** START GIVEN DATA **
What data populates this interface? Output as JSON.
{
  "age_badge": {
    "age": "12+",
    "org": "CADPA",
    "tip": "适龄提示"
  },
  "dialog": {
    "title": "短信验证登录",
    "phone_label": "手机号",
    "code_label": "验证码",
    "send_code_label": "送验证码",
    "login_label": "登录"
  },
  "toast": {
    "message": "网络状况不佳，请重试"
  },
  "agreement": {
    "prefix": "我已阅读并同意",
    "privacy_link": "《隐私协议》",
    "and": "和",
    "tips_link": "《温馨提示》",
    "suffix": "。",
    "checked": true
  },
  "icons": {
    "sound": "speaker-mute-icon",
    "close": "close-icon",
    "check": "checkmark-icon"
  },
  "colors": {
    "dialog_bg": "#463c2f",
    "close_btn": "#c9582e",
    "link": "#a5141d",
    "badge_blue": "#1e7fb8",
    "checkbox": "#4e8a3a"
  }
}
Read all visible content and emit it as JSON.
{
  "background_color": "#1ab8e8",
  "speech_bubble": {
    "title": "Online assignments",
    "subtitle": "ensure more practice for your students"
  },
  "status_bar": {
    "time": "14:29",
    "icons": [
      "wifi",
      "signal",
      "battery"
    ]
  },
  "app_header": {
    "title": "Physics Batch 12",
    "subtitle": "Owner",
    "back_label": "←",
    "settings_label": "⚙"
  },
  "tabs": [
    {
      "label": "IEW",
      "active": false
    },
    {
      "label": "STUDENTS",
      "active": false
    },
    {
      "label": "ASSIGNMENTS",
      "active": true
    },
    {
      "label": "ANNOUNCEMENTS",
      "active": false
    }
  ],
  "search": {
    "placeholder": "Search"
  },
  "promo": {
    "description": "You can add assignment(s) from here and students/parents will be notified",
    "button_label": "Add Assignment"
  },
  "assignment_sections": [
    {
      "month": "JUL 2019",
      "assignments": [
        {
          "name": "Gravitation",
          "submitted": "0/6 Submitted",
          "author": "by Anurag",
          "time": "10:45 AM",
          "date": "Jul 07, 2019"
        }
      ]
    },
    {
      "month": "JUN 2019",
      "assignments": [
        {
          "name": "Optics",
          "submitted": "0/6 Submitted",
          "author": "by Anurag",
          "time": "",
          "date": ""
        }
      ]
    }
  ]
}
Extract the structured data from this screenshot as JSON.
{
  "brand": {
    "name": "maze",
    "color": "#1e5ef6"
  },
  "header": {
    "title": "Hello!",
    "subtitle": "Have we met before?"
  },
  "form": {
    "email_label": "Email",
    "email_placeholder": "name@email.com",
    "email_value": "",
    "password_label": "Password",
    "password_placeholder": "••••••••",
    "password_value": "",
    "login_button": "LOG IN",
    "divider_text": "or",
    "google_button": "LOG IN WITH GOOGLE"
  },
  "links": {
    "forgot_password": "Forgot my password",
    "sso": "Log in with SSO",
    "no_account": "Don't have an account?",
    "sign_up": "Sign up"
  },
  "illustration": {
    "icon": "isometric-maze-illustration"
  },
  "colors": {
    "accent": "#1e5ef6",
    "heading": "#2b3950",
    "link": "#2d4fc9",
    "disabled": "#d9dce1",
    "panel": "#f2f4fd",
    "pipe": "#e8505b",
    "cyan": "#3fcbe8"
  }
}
** END GIVEN DATA **
Check each line above for the word "JSON", and copy the lines where it appears.

▶ **EXERCISE RESPONSE**:
What data populates this interface? Output as JSON.
Read all visible content and emit it as JSON.
Extract the structured data from this screenshot as JSON.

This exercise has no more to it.